What is required:
Present every line of the records below as an item in a JSON list of strings, omitting any blank lines.

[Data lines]
───

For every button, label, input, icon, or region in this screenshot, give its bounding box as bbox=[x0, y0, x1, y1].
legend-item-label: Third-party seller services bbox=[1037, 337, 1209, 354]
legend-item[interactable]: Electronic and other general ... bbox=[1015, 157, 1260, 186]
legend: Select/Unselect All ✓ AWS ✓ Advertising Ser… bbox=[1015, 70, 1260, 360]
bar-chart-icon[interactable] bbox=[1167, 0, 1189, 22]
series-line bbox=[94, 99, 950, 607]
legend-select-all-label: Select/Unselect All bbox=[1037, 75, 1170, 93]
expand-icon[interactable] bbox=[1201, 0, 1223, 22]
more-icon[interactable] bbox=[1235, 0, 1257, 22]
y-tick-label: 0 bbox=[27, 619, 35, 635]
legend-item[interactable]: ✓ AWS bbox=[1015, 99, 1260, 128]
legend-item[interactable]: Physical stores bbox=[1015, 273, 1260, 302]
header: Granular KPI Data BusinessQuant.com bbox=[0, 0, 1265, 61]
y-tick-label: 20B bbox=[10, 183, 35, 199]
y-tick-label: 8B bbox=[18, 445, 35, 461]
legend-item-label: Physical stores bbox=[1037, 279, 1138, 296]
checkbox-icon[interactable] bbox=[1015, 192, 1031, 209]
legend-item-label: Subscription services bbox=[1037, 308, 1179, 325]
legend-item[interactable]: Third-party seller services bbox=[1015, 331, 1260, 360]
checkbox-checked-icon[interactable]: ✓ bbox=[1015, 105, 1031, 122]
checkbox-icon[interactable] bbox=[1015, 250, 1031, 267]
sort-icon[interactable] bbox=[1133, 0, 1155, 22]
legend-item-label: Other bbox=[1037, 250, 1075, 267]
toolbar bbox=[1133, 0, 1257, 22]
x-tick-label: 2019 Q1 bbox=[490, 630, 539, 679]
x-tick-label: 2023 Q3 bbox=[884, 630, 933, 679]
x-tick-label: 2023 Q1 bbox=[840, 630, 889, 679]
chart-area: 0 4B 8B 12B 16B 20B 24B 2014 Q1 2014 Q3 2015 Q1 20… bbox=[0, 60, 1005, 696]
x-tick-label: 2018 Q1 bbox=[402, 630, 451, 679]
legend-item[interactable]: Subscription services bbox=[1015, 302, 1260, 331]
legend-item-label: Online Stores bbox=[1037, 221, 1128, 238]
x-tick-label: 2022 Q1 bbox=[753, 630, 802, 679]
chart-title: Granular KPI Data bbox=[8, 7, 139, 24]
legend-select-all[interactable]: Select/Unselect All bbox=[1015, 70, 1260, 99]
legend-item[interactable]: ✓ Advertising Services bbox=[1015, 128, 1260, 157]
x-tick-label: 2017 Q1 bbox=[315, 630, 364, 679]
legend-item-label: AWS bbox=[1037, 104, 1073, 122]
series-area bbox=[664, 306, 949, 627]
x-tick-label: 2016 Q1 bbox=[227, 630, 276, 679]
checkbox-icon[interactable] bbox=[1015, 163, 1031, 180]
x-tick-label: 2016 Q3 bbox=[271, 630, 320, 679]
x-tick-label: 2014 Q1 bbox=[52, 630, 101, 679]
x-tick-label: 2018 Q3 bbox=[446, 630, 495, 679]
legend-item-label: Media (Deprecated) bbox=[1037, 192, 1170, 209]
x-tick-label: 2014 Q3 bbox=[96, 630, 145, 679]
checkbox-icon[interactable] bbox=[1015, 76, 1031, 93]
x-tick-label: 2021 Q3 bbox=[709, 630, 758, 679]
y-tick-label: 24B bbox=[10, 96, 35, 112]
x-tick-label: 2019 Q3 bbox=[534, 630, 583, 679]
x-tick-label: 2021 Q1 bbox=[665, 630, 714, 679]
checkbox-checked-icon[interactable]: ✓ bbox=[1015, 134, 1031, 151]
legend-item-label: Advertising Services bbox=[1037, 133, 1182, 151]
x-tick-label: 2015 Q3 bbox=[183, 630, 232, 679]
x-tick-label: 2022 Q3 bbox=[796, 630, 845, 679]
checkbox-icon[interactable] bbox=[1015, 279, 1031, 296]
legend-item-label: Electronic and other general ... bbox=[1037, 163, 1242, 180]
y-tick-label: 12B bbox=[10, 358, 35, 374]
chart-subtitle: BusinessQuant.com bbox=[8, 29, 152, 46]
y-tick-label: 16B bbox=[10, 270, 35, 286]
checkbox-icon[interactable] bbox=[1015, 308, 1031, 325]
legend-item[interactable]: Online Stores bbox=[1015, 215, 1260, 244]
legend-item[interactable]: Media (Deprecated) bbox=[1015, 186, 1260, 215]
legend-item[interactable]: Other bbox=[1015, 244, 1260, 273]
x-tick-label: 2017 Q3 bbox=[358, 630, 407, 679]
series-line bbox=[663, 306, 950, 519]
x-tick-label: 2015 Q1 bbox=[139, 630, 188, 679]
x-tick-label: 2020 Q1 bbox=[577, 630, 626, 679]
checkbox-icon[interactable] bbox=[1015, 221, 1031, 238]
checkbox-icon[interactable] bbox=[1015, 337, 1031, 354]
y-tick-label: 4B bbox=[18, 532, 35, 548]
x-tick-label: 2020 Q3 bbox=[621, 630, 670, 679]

───

Response:
[
  "For every button, label, input, icon, or region in this screenshot, give its bounding box as bbox=[x0, y0, x1, y1].",
  "legend-item-label: Third-party seller services bbox=[1037, 337, 1209, 354]",
  "legend-item[interactable]: Electronic and other general ... bbox=[1015, 157, 1260, 186]",
  "legend: Select/Unselect All ✓ AWS ✓ Advertising Ser… bbox=[1015, 70, 1260, 360]",
  "bar-chart-icon[interactable] bbox=[1167, 0, 1189, 22]",
  "series-line bbox=[94, 99, 950, 607]",
  "legend-select-all-label: Select/Unselect All bbox=[1037, 75, 1170, 93]",
  "expand-icon[interactable] bbox=[1201, 0, 1223, 22]",
  "more-icon[interactable] bbox=[1235, 0, 1257, 22]",
  "y-tick-label: 0 bbox=[27, 619, 35, 635]",
  "legend-item[interactable]: ✓ AWS bbox=[1015, 99, 1260, 128]",
  "legend-item[interactable]: Physical stores bbox=[1015, 273, 1260, 302]",
  "header: Granular KPI Data BusinessQuant.com bbox=[0, 0, 1265, 61]",
  "y-tick-label: 20B bbox=[10, 183, 35, 199]",
  "y-tick-label: 8B bbox=[18, 445, 35, 461]",
  "legend-item-label: Physical stores bbox=[1037, 279, 1138, 296]",
  "checkbox-icon[interactable] bbox=[1015, 192, 1031, 209]",
  "legend-item-label: Subscription services bbox=[1037, 308, 1179, 325]",
  "legend-item[interactable]: Third-party seller services bbox=[1015, 331, 1260, 360]",
  "checkbox-checked-icon[interactable]: ✓ bbox=[1015, 105, 1031, 122]",
  "checkbox-icon[interactable] bbox=[1015, 250, 1031, 267]",
  "sort-icon[interactable] bbox=[1133, 0, 1155, 22]",
  "legend-item-label: Other bbox=[1037, 250, 1075, 267]",
  "toolbar bbox=[1133, 0, 1257, 22]",
  "x-tick-label: 2019 Q1 bbox=[490, 630, 539, 679]",
  "x-tick-label: 2023 Q3 bbox=[884, 630, 933, 679]",
  "x-tick-label: 2023 Q1 bbox=[840, 630, 889, 679]",
  "chart-area: 0 4B 8B 12B 16B 20B 24B 2014 Q1 2014 Q3 2015 Q1 20… bbox=[0, 60, 1005, 696]",
  "x-tick-label: 2018 Q1 bbox=[402, 630, 451, 679]",
  "legend-item[interactable]: Subscription services bbox=[1015, 302, 1260, 331]",
  "legend-item-label: Online Stores bbox=[1037, 221, 1128, 238]",
  "x-tick-label: 2022 Q1 bbox=[753, 630, 802, 679]",
  "chart-title: Granular KPI Data bbox=[8, 7, 139, 24]",
  "legend-select-all[interactable]: Select/Unselect All bbox=[1015, 70, 1260, 99]",
  "legend-item[interactable]: ✓ Advertising Services bbox=[1015, 128, 1260, 157]",
  "x-tick-label: 2017 Q1 bbox=[315, 630, 364, 679]",
  "legend-item-label: AWS bbox=[1037, 104, 1073, 122]",
  "series-area bbox=[664, 306, 949, 627]",
  "x-tick-label: 2016 Q1 bbox=[227, 630, 276, 679]",
  "checkbox-icon[interactable] bbox=[1015, 163, 1031, 180]",
  "x-tick-label: 2016 Q3 bbox=[271, 630, 320, 679]",
  "x-tick-label: 2014 Q1 bbox=[52, 630, 101, 679]",
  "x-tick-label: 2018 Q3 bbox=[446, 630, 495, 679]",
  "legend-item-label: Media (Deprecated) bbox=[1037, 192, 1170, 209]",
  "x-tick-label: 2014 Q3 bbox=[96, 630, 145, 679]",
  "checkbox-icon[interactable] bbox=[1015, 76, 1031, 93]",
  "x-tick-label: 2021 Q3 bbox=[709, 630, 758, 679]",
  "y-tick-label: 24B bbox=[10, 96, 35, 112]",
  "x-tick-label: 2019 Q3 bbox=[534, 630, 583, 679]",
  "x-tick-label: 2021 Q1 bbox=[665, 630, 714, 679]",
  "checkbox-checked-icon[interactable]: ✓ bbox=[1015, 134, 1031, 151]",
  "legend-item-label: Advertising Services bbox=[1037, 133, 1182, 151]",
  "x-tick-label: 2015 Q3 bbox=[183, 630, 232, 679]",
  "x-tick-label: 2022 Q3 bbox=[796, 630, 845, 679]",
  "checkbox-icon[interactable] bbox=[1015, 279, 1031, 296]",
  "legend-item-label: Electronic and other general ... bbox=[1037, 163, 1242, 180]",
  "y-tick-label: 12B bbox=[10, 358, 35, 374]",
  "chart-subtitle: BusinessQuant.com bbox=[8, 29, 152, 46]",
  "y-tick-label: 16B bbox=[10, 270, 35, 286]",
  "checkbox-icon[interactable] bbox=[1015, 308, 1031, 325]",
  "legend-item[interactable]: Online Stores bbox=[1015, 215, 1260, 244]",
  "legend-item[interactable]: Media (Deprecated) bbox=[1015, 186, 1260, 215]",
  "legend-item[interactable]: Other bbox=[1015, 244, 1260, 273]",
  "x-tick-label: 2017 Q3 bbox=[358, 630, 407, 679]",
  "series-line bbox=[663, 306, 950, 519]",
  "x-tick-label: 2015 Q1 bbox=[139, 630, 188, 679]",
  "x-tick-label: 2020 Q1 bbox=[577, 630, 626, 679]",
  "checkbox-icon[interactable] bbox=[1015, 221, 1031, 238]",
  "checkbox-icon[interactable] bbox=[1015, 337, 1031, 354]",
  "y-tick-label: 4B bbox=[18, 532, 35, 548]",
  "x-tick-label: 2020 Q3 bbox=[621, 630, 670, 679]"
]